Return all the entries exactly, keeping pictures out.

++++++++++++++++++++

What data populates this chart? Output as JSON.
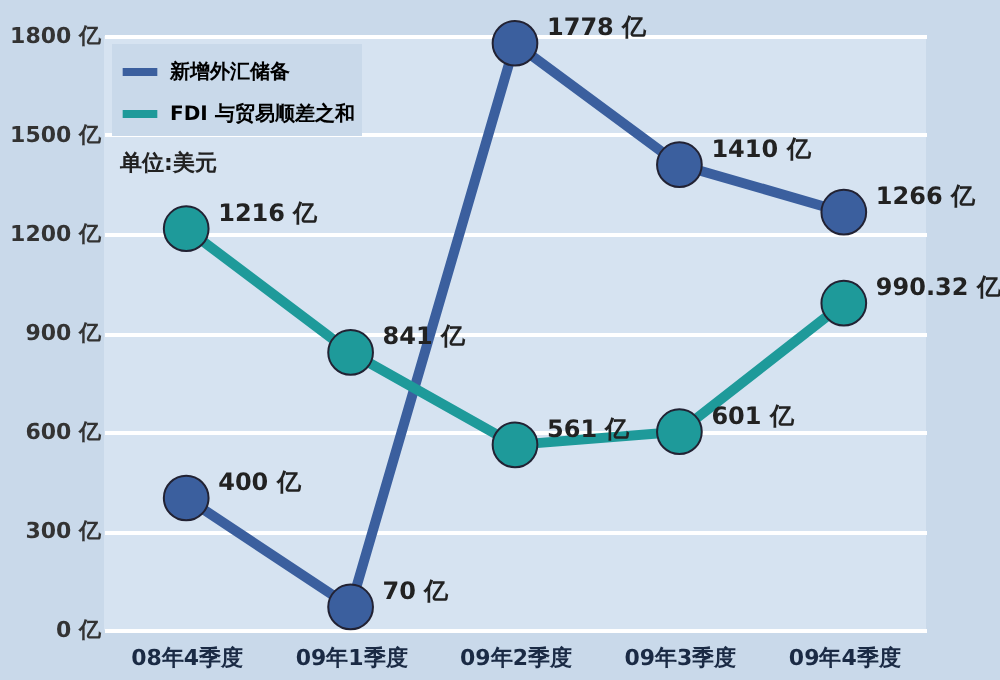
{
  "chart_data": {
    "type": "line",
    "categories": [
      "08年4季度",
      "09年1季度",
      "09年2季度",
      "09年3季度",
      "09年4季度"
    ],
    "series": [
      {
        "name": "新增外汇储备",
        "color": "#3b5f9e",
        "values": [
          400,
          70,
          1778,
          1410,
          1266
        ],
        "value_labels": [
          "400 亿",
          "70 亿",
          "1778 亿",
          "1410 亿",
          "1266 亿"
        ]
      },
      {
        "name": "FDI 与贸易顺差之和",
        "color": "#1e9a9a",
        "values": [
          1216,
          841,
          561,
          601,
          990.32
        ],
        "value_labels": [
          "1216 亿",
          "841 亿",
          "561 亿",
          "601 亿",
          "990.32 亿"
        ]
      }
    ],
    "ylim": [
      0,
      1800
    ],
    "yticks": [
      {
        "value": 0,
        "label": "0 亿"
      },
      {
        "value": 300,
        "label": "300 亿"
      },
      {
        "value": 600,
        "label": "600 亿"
      },
      {
        "value": 900,
        "label": "900 亿"
      },
      {
        "value": 1200,
        "label": "1200 亿"
      },
      {
        "value": 1500,
        "label": "1500 亿"
      },
      {
        "value": 1800,
        "label": "1800 亿"
      }
    ],
    "annotations": [
      "单位:美元"
    ],
    "grid": "y",
    "legend": "top left",
    "marker": "circle",
    "line_style": "solid"
  }
}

++++++++++++++++++++

- _Result of the exercise_:
What data populates this chart? Output as JSON.
{
  "chart_data": {
    "type": "line",
    "categories": [
      "08年4季度",
      "09年1季度",
      "09年2季度",
      "09年3季度",
      "09年4季度"
    ],
    "series": [
      {
        "name": "新增外汇储备",
        "color": "#3b5f9e",
        "values": [
          400,
          70,
          1778,
          1410,
          1266
        ],
        "value_labels": [
          "400 亿",
          "70 亿",
          "1778 亿",
          "1410 亿",
          "1266 亿"
        ]
      },
      {
        "name": "FDI 与贸易顺差之和",
        "color": "#1e9a9a",
        "values": [
          1216,
          841,
          561,
          601,
          990.32
        ],
        "value_labels": [
          "1216 亿",
          "841 亿",
          "561 亿",
          "601 亿",
          "990.32 亿"
        ]
      }
    ],
    "ylim": [
      0,
      1800
    ],
    "yticks": [
      {
        "value": 0,
        "label": "0 亿"
      },
      {
        "value": 300,
        "label": "300 亿"
      },
      {
        "value": 600,
        "label": "600 亿"
      },
      {
        "value": 900,
        "label": "900 亿"
      },
      {
        "value": 1200,
        "label": "1200 亿"
      },
      {
        "value": 1500,
        "label": "1500 亿"
      },
      {
        "value": 1800,
        "label": "1800 亿"
      }
    ],
    "annotations": [
      "单位:美元"
    ],
    "grid": "y",
    "legend": "top left",
    "marker": "circle",
    "line_style": "solid"
  }
}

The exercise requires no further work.